Task objective
Find each line with the word "display" in it, then give the total alone.

^^^^^^^^^^^^^^^^

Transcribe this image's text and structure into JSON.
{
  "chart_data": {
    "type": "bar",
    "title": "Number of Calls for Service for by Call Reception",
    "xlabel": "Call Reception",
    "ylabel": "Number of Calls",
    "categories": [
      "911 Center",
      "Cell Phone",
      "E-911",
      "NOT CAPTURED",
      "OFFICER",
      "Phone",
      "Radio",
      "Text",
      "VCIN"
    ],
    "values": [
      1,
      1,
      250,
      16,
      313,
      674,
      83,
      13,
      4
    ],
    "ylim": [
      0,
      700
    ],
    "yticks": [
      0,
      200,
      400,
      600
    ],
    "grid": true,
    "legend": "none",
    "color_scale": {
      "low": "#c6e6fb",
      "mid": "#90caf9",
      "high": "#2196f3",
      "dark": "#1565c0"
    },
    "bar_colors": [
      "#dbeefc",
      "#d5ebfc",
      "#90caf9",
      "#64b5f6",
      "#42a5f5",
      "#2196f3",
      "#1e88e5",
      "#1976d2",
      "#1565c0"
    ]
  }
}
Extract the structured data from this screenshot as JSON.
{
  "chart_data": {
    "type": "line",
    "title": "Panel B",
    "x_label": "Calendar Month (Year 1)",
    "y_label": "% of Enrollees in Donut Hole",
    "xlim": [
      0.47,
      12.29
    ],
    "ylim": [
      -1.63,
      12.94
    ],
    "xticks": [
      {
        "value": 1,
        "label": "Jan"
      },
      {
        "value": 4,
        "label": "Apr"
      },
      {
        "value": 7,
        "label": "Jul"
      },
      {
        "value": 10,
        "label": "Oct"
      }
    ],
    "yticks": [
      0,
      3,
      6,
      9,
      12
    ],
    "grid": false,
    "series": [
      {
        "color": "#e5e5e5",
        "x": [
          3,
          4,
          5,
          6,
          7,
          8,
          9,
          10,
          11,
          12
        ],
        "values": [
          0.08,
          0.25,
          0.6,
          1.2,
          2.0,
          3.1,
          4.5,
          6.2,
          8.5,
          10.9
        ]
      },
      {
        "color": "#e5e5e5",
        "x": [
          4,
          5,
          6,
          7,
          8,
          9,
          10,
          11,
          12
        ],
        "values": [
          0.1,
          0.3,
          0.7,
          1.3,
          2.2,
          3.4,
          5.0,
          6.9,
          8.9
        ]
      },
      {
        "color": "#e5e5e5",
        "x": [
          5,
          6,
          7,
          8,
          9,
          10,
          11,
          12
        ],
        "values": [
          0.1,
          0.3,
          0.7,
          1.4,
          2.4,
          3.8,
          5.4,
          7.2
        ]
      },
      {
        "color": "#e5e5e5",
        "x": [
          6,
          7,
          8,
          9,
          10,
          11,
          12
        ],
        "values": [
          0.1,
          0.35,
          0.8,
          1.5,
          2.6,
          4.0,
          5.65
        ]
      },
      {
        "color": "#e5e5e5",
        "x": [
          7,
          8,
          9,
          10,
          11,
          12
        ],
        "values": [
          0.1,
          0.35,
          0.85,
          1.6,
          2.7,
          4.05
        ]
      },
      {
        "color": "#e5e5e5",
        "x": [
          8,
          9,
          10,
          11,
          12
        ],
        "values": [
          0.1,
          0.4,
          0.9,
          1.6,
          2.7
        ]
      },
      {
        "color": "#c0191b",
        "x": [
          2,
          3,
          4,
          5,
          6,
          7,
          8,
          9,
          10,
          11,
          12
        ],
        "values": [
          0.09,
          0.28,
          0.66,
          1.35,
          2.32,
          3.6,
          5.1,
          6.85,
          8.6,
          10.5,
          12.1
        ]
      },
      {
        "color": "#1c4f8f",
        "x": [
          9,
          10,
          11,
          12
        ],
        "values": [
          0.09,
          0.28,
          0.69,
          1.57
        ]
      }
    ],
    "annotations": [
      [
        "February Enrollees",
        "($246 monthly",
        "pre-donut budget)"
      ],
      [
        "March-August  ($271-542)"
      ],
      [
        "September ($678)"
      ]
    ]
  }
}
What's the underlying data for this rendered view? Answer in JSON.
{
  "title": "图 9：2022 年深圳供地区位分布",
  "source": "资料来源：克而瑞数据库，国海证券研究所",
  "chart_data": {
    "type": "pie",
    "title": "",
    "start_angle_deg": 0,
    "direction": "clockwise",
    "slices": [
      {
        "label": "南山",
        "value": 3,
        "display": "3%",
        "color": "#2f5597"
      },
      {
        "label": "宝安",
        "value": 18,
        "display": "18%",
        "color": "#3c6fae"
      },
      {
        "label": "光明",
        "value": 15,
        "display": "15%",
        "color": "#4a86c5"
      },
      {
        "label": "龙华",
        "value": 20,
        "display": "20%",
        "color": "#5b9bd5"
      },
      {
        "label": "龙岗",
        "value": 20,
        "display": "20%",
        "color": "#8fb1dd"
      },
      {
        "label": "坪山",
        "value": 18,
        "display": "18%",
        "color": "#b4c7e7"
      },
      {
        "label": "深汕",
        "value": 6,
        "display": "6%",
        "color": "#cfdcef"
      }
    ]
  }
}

^^^^^^^^^^^^^^^^

Answer to the exercise
7